Copy every line from the data below in which the string "also" can be found.

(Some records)

◆ ◆ ◆ ◆ ◆ ◆ ◆

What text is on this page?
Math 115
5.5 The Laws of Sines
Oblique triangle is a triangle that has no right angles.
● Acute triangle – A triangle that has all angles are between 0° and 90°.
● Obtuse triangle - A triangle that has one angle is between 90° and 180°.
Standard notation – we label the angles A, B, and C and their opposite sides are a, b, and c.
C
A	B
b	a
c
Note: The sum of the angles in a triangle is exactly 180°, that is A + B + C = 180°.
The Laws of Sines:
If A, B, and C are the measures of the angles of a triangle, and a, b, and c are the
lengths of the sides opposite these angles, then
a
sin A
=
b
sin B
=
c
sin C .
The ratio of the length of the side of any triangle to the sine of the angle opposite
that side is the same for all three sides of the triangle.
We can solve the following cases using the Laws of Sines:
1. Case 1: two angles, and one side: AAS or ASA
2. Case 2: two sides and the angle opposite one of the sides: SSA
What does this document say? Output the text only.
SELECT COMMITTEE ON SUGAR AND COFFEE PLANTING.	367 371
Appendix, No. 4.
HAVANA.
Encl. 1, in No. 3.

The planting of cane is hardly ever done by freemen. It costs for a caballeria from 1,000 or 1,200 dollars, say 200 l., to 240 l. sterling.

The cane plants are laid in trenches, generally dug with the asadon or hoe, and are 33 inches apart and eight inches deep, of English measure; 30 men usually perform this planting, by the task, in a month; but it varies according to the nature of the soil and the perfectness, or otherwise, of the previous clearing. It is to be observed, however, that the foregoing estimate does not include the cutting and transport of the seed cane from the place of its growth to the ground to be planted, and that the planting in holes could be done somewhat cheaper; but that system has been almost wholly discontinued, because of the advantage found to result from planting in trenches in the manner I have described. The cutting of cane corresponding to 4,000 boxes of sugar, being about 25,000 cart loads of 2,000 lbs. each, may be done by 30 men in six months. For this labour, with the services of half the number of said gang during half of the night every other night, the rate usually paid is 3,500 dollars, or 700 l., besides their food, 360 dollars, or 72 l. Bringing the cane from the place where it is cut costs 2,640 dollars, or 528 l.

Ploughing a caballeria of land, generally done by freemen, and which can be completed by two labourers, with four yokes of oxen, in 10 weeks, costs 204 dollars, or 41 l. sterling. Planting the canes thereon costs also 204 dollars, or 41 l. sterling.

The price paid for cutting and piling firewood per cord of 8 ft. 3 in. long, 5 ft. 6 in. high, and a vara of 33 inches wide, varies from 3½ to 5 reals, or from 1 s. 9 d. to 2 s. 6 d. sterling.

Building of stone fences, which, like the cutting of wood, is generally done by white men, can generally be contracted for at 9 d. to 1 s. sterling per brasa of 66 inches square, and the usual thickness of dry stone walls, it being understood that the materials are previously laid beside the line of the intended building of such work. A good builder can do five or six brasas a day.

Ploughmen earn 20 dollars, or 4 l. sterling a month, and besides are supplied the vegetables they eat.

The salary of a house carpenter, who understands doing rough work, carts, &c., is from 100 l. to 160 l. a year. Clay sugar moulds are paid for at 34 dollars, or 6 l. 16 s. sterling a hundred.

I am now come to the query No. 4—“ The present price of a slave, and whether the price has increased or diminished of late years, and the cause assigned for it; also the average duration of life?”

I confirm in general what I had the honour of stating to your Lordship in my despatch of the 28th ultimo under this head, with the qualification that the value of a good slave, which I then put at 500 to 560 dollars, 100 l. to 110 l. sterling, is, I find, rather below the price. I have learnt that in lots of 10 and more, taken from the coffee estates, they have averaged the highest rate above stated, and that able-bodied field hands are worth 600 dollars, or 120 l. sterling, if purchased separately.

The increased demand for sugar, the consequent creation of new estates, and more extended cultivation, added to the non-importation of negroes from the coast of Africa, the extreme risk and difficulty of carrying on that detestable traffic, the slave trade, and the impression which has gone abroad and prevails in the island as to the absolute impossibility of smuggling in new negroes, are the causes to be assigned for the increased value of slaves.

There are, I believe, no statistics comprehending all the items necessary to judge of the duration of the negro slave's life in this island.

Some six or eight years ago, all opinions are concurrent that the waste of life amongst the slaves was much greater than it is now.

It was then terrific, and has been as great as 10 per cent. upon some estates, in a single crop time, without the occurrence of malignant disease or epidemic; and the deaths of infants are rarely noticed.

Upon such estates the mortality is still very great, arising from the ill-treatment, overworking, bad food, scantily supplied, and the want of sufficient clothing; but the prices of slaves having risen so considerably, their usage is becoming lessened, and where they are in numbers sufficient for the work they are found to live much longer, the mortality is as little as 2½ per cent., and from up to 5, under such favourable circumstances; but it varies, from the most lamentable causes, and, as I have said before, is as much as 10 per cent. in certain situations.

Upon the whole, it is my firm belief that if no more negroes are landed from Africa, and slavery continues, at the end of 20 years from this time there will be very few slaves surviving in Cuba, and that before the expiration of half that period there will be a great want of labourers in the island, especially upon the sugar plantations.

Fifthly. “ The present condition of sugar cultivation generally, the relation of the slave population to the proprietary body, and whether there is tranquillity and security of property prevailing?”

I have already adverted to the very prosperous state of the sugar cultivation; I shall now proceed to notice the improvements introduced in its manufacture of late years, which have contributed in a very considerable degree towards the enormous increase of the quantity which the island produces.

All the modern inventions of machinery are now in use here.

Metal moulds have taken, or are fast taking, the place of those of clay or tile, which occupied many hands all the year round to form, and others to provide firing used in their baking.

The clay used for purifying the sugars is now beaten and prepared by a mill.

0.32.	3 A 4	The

◆ ◆ ◆ ◆ ◆ ◆ ◆

Output:
Ploughing a caballeria of land, generally done by freemen, and which can be completed by two labourers, with four yokes of oxen, in 10 weeks, costs 204 dollars, or 41 l. sterling. Planting the canes thereon costs also 204 dollars, or 41 l. sterling.
I am now come to the query No. 4—“ The present price of a slave, and whether the price has increased or diminished of late years, and the cause assigned for it; also the average duration of life?”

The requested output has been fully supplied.